> _EXERCISE GOAL_:
Find every line containing the word "Profile" in the records below; report only how many there are.

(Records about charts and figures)
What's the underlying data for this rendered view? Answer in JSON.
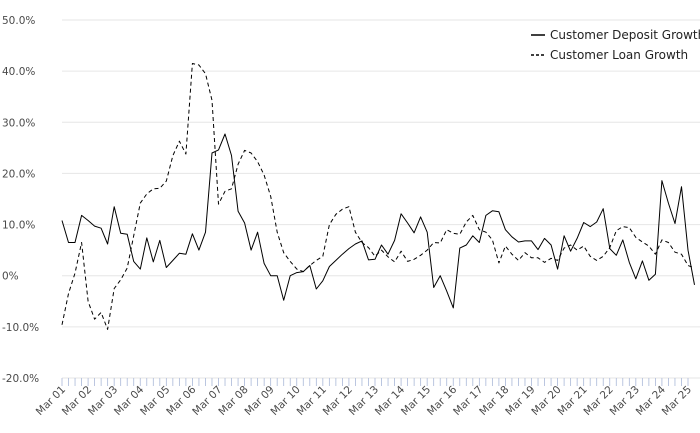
{
  "chart_data": {
    "type": "line",
    "ylim": [
      -20,
      50
    ],
    "yticks": [
      -20,
      -10,
      0,
      10,
      20,
      30,
      40,
      50
    ],
    "ytick_labels": [
      "-20.0%",
      "-10.0%",
      "0%",
      "10.0%",
      "20.0%",
      "30.0%",
      "40.0%",
      "50.0%"
    ],
    "x_start": "2001-03",
    "x_end": "2025-03",
    "xtick_labels": [
      "Mar 01",
      "Mar 02",
      "Mar 03",
      "Mar 04",
      "Mar 05",
      "Mar 06",
      "Mar 07",
      "Mar 08",
      "Mar 09",
      "Mar 10",
      "Mar 11",
      "Mar 12",
      "Mar 13",
      "Mar 14",
      "Mar 15",
      "Mar 16",
      "Mar 17",
      "Mar 18",
      "Mar 19",
      "Mar 20",
      "Mar 21",
      "Mar 22",
      "Mar 23",
      "Mar 24",
      "Mar 25"
    ],
    "grid": "horizontal",
    "legend_position": "top-right",
    "series": [
      {
        "name": "Customer Deposit Growth",
        "style": "solid",
        "color": "#000000",
        "points": [
          [
            "2001-03",
            10.8
          ],
          [
            "2001-06",
            6.5
          ],
          [
            "2001-09",
            6.5
          ],
          [
            "2001-12",
            11.8
          ],
          [
            "2002-03",
            10.8
          ],
          [
            "2002-06",
            9.7
          ],
          [
            "2002-09",
            9.3
          ],
          [
            "2002-12",
            6.2
          ],
          [
            "2003-03",
            13.5
          ],
          [
            "2003-06",
            8.3
          ],
          [
            "2003-09",
            8.1
          ],
          [
            "2003-12",
            2.8
          ],
          [
            "2004-03",
            1.3
          ],
          [
            "2004-06",
            7.4
          ],
          [
            "2004-09",
            2.7
          ],
          [
            "2004-12",
            6.9
          ],
          [
            "2005-03",
            1.6
          ],
          [
            "2005-06",
            3.0
          ],
          [
            "2005-09",
            4.4
          ],
          [
            "2005-12",
            4.2
          ],
          [
            "2006-03",
            8.2
          ],
          [
            "2006-06",
            5.0
          ],
          [
            "2006-09",
            8.5
          ],
          [
            "2006-12",
            24.0
          ],
          [
            "2007-03",
            24.6
          ],
          [
            "2007-06",
            27.7
          ],
          [
            "2007-09",
            23.5
          ],
          [
            "2007-12",
            12.6
          ],
          [
            "2008-03",
            10.3
          ],
          [
            "2008-06",
            5.0
          ],
          [
            "2008-09",
            8.5
          ],
          [
            "2008-12",
            2.4
          ],
          [
            "2009-03",
            0.0
          ],
          [
            "2009-06",
            0.0
          ],
          [
            "2009-09",
            -4.8
          ],
          [
            "2009-12",
            0.0
          ],
          [
            "2010-03",
            0.6
          ],
          [
            "2010-06",
            0.8
          ],
          [
            "2010-09",
            2.0
          ],
          [
            "2010-12",
            -2.6
          ],
          [
            "2011-03",
            -1.0
          ],
          [
            "2011-06",
            1.8
          ],
          [
            "2011-09",
            3.0
          ],
          [
            "2011-12",
            4.2
          ],
          [
            "2012-03",
            5.3
          ],
          [
            "2012-06",
            6.2
          ],
          [
            "2012-09",
            6.8
          ],
          [
            "2012-12",
            3.1
          ],
          [
            "2013-03",
            3.2
          ],
          [
            "2013-06",
            6.0
          ],
          [
            "2013-09",
            4.2
          ],
          [
            "2013-12",
            6.9
          ],
          [
            "2014-03",
            12.1
          ],
          [
            "2014-06",
            10.3
          ],
          [
            "2014-09",
            8.4
          ],
          [
            "2014-12",
            11.5
          ],
          [
            "2015-03",
            8.5
          ],
          [
            "2015-06",
            -2.3
          ],
          [
            "2015-09",
            0.0
          ],
          [
            "2015-12",
            -3.0
          ],
          [
            "2016-03",
            -6.3
          ],
          [
            "2016-06",
            5.4
          ],
          [
            "2016-09",
            6.0
          ],
          [
            "2016-12",
            7.8
          ],
          [
            "2017-03",
            6.5
          ],
          [
            "2017-06",
            11.8
          ],
          [
            "2017-09",
            12.7
          ],
          [
            "2017-12",
            12.5
          ],
          [
            "2018-03",
            9.0
          ],
          [
            "2018-06",
            7.6
          ],
          [
            "2018-09",
            6.6
          ],
          [
            "2018-12",
            6.8
          ],
          [
            "2019-03",
            6.8
          ],
          [
            "2019-06",
            5.1
          ],
          [
            "2019-09",
            7.3
          ],
          [
            "2019-12",
            6.0
          ],
          [
            "2020-03",
            1.3
          ],
          [
            "2020-06",
            7.8
          ],
          [
            "2020-09",
            4.8
          ],
          [
            "2020-12",
            7.3
          ],
          [
            "2021-03",
            10.4
          ],
          [
            "2021-06",
            9.6
          ],
          [
            "2021-09",
            10.5
          ],
          [
            "2021-12",
            13.1
          ],
          [
            "2022-03",
            5.3
          ],
          [
            "2022-06",
            4.0
          ],
          [
            "2022-09",
            7.0
          ],
          [
            "2022-12",
            2.6
          ],
          [
            "2023-03",
            -0.6
          ],
          [
            "2023-06",
            2.9
          ],
          [
            "2023-09",
            -0.9
          ],
          [
            "2023-12",
            0.3
          ],
          [
            "2024-03",
            18.6
          ],
          [
            "2024-06",
            14.2
          ],
          [
            "2024-09",
            10.2
          ],
          [
            "2024-12",
            17.4
          ],
          [
            "2025-03",
            5.0
          ],
          [
            "2025-06",
            -1.8
          ]
        ]
      },
      {
        "name": "Customer Loan Growth",
        "style": "dashed",
        "color": "#000000",
        "points": [
          [
            "2001-03",
            -9.6
          ],
          [
            "2001-06",
            -3.5
          ],
          [
            "2001-09",
            0.5
          ],
          [
            "2001-12",
            6.5
          ],
          [
            "2002-03",
            -5.0
          ],
          [
            "2002-06",
            -8.5
          ],
          [
            "2002-09",
            -7.2
          ],
          [
            "2002-12",
            -10.5
          ],
          [
            "2003-03",
            -2.5
          ],
          [
            "2003-06",
            -0.8
          ],
          [
            "2003-09",
            1.5
          ],
          [
            "2003-12",
            7.8
          ],
          [
            "2004-03",
            14.2
          ],
          [
            "2004-06",
            16.0
          ],
          [
            "2004-09",
            17.0
          ],
          [
            "2004-12",
            17.1
          ],
          [
            "2005-03",
            18.5
          ],
          [
            "2005-06",
            23.5
          ],
          [
            "2005-09",
            26.3
          ],
          [
            "2005-12",
            23.8
          ],
          [
            "2006-03",
            41.5
          ],
          [
            "2006-06",
            41.2
          ],
          [
            "2006-09",
            39.5
          ],
          [
            "2006-12",
            34.3
          ],
          [
            "2007-03",
            14.0
          ],
          [
            "2007-06",
            16.5
          ],
          [
            "2007-09",
            17.0
          ],
          [
            "2007-12",
            21.8
          ],
          [
            "2008-03",
            24.5
          ],
          [
            "2008-06",
            24.0
          ],
          [
            "2008-09",
            22.3
          ],
          [
            "2008-12",
            19.7
          ],
          [
            "2009-03",
            15.5
          ],
          [
            "2009-06",
            8.5
          ],
          [
            "2009-09",
            4.5
          ],
          [
            "2009-12",
            2.8
          ],
          [
            "2010-03",
            1.3
          ],
          [
            "2010-06",
            0.8
          ],
          [
            "2010-09",
            2.0
          ],
          [
            "2010-12",
            3.0
          ],
          [
            "2011-03",
            3.8
          ],
          [
            "2011-06",
            10.0
          ],
          [
            "2011-09",
            12.0
          ],
          [
            "2011-12",
            13.0
          ],
          [
            "2012-03",
            13.5
          ],
          [
            "2012-06",
            8.5
          ],
          [
            "2012-09",
            6.5
          ],
          [
            "2012-12",
            5.5
          ],
          [
            "2013-03",
            3.8
          ],
          [
            "2013-06",
            5.0
          ],
          [
            "2013-09",
            3.7
          ],
          [
            "2013-12",
            2.7
          ],
          [
            "2014-03",
            4.8
          ],
          [
            "2014-06",
            2.8
          ],
          [
            "2014-09",
            3.2
          ],
          [
            "2014-12",
            4.0
          ],
          [
            "2015-03",
            5.0
          ],
          [
            "2015-06",
            6.5
          ],
          [
            "2015-09",
            6.4
          ],
          [
            "2015-12",
            9.0
          ],
          [
            "2016-03",
            8.3
          ],
          [
            "2016-06",
            8.1
          ],
          [
            "2016-09",
            10.5
          ],
          [
            "2016-12",
            11.8
          ],
          [
            "2017-03",
            9.0
          ],
          [
            "2017-06",
            8.5
          ],
          [
            "2017-09",
            7.0
          ],
          [
            "2017-12",
            2.5
          ],
          [
            "2018-03",
            5.8
          ],
          [
            "2018-06",
            4.2
          ],
          [
            "2018-09",
            3.0
          ],
          [
            "2018-12",
            4.5
          ],
          [
            "2019-03",
            3.5
          ],
          [
            "2019-06",
            3.5
          ],
          [
            "2019-09",
            2.6
          ],
          [
            "2019-12",
            3.4
          ],
          [
            "2020-03",
            3.0
          ],
          [
            "2020-06",
            5.4
          ],
          [
            "2020-09",
            6.0
          ],
          [
            "2020-12",
            5.0
          ],
          [
            "2021-03",
            5.8
          ],
          [
            "2021-06",
            3.8
          ],
          [
            "2021-09",
            3.0
          ],
          [
            "2021-12",
            3.8
          ],
          [
            "2022-03",
            5.5
          ],
          [
            "2022-06",
            8.8
          ],
          [
            "2022-09",
            9.6
          ],
          [
            "2022-12",
            9.4
          ],
          [
            "2023-03",
            7.5
          ],
          [
            "2023-06",
            6.6
          ],
          [
            "2023-09",
            5.8
          ],
          [
            "2023-12",
            4.2
          ],
          [
            "2024-03",
            7.0
          ],
          [
            "2024-06",
            6.5
          ],
          [
            "2024-09",
            4.6
          ],
          [
            "2024-12",
            4.2
          ],
          [
            "2025-03",
            2.0
          ],
          [
            "2025-06",
            1.5
          ]
        ]
      }
    ],
    "colors": {
      "gridline": "#e6e6e6",
      "axis_ticks": "#aab8d8",
      "text": "#4a4a4a"
    }
  }
}
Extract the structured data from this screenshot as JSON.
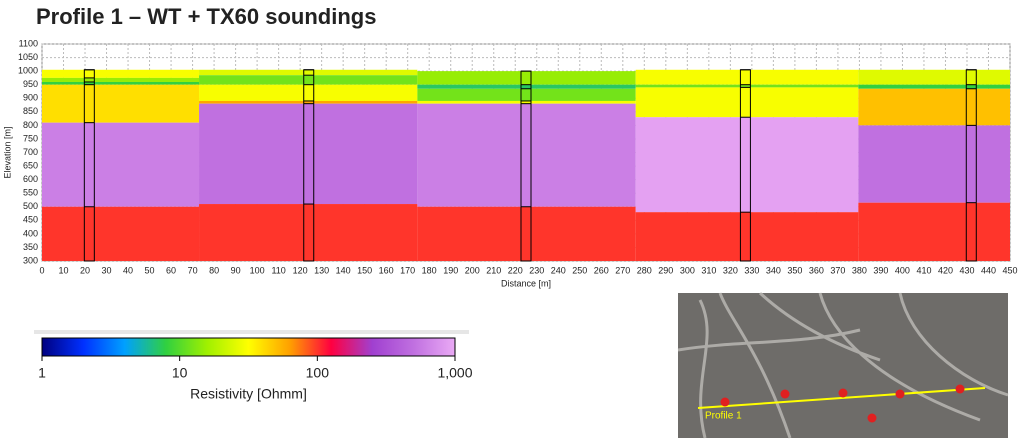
{
  "chart_data": {
    "type": "resistivity-section",
    "title": "Profile 1 – WT + TX60 soundings",
    "xlabel": "Distance [m]",
    "ylabel": "Elevation [m]",
    "xlim": [
      0,
      450
    ],
    "xticks": [
      0,
      10,
      20,
      30,
      40,
      50,
      60,
      70,
      80,
      90,
      100,
      110,
      120,
      130,
      140,
      150,
      160,
      170,
      180,
      190,
      200,
      210,
      220,
      230,
      240,
      250,
      260,
      270,
      280,
      290,
      300,
      310,
      320,
      330,
      340,
      350,
      360,
      370,
      380,
      390,
      400,
      410,
      420,
      430,
      440,
      450
    ],
    "ylim": [
      300,
      1100
    ],
    "yticks": [
      300,
      350,
      400,
      450,
      500,
      550,
      600,
      650,
      700,
      750,
      800,
      850,
      900,
      950,
      1000,
      1050,
      1100
    ],
    "grid": true,
    "soundings": [
      {
        "x": 22,
        "tops": [
          1005,
          975,
          960,
          950,
          810,
          500
        ],
        "resistivity": [
          30,
          15,
          8,
          40,
          600,
          100
        ]
      },
      {
        "x": 124,
        "tops": [
          1005,
          985,
          950,
          890,
          880,
          510
        ],
        "resistivity": [
          25,
          12,
          30,
          60,
          500,
          100
        ]
      },
      {
        "x": 225,
        "tops": [
          1000,
          950,
          935,
          890,
          880,
          500
        ],
        "resistivity": [
          15,
          7,
          12,
          30,
          600,
          100
        ]
      },
      {
        "x": 327,
        "tops": [
          1005,
          950,
          940,
          830,
          480
        ],
        "resistivity": [
          30,
          12,
          30,
          900,
          100
        ]
      },
      {
        "x": 432,
        "tops": [
          1005,
          950,
          935,
          800,
          515
        ],
        "resistivity": [
          25,
          8,
          50,
          500,
          100
        ]
      }
    ],
    "colorbar": {
      "label": "Resistivity [Ohmm]",
      "log_scale": true,
      "lim": [
        1,
        1000
      ],
      "ticks": [
        1,
        10,
        100,
        {
          "value": 1000,
          "label": "1,000"
        }
      ],
      "colormap": [
        "#000080",
        "#0030ff",
        "#00a0ff",
        "#30d040",
        "#a0f000",
        "#ffff00",
        "#ffa000",
        "#ff0040",
        "#a040d0",
        "#c070e0",
        "#eaaaf5"
      ]
    },
    "map_label": "Profile 1"
  }
}
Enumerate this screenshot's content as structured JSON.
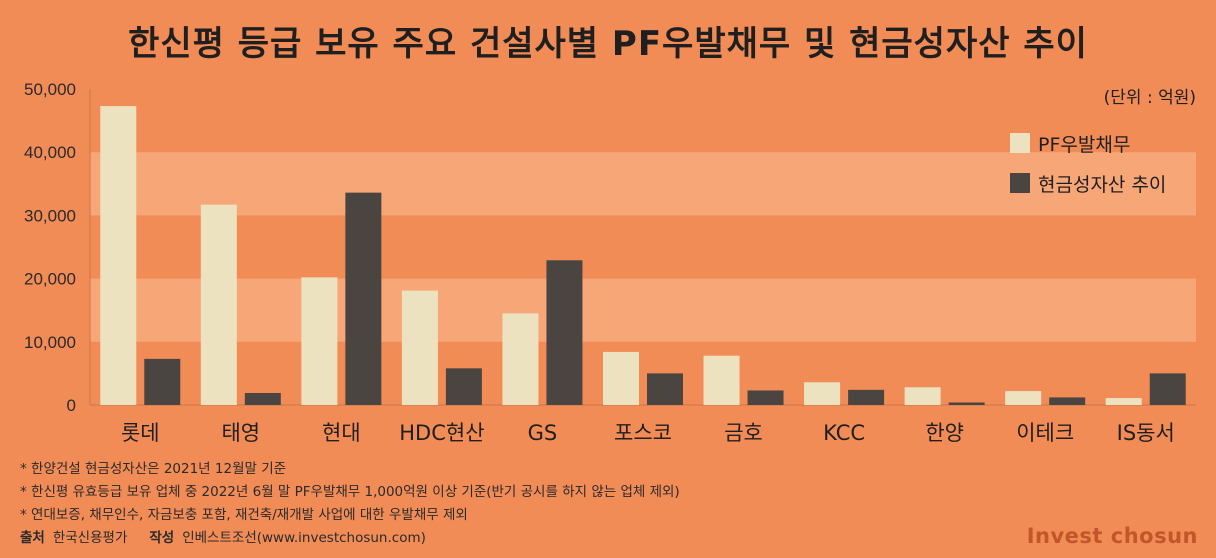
{
  "title": "한신평 등급 보유 주요 건설사별 PF우발채무 및 현금성자산 추이",
  "unit": "(단위 : 억원)",
  "colors": {
    "background": "#f28c57",
    "band_light": "#f7a678",
    "series1": "#ede2bf",
    "series2": "#4b4542",
    "brand": "#c2562a"
  },
  "chart_data": {
    "type": "bar",
    "categories": [
      "롯데",
      "태영",
      "현대",
      "HDC현산",
      "GS",
      "포스코",
      "금호",
      "KCC",
      "한양",
      "이테크",
      "IS동서"
    ],
    "series": [
      {
        "name": "PF우발채무",
        "values": [
          47300,
          31700,
          20200,
          18100,
          14500,
          8400,
          7800,
          3600,
          2800,
          2200,
          1100
        ]
      },
      {
        "name": "현금성자산 추이",
        "values": [
          7300,
          1900,
          33600,
          5800,
          22900,
          5000,
          2300,
          2400,
          400,
          1200,
          5000
        ]
      }
    ],
    "ylim": [
      0,
      50000
    ],
    "yticks": [
      "0",
      "10,000",
      "20,000",
      "30,000",
      "40,000",
      "50,000"
    ],
    "legend": "top-right",
    "grid": true
  },
  "notes": [
    "* 한양건설 현금성자산은 2021년 12월말 기준",
    "* 한신평 유효등급 보유 업체 중 2022년 6월 말 PF우발채무 1,000억원 이상 기준(반기 공시를 하지 않는 업체 제외)",
    "* 연대보증, 채무인수, 자금보충 포함, 재건축/재개발 사업에 대한 우발채무 제외"
  ],
  "credit": {
    "source_label": "출처",
    "source": "한국신용평가",
    "author_label": "작성",
    "author": "인베스트조선(www.investchosun.com)"
  },
  "brand": "Invest chosun"
}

> _ANSWER_:
2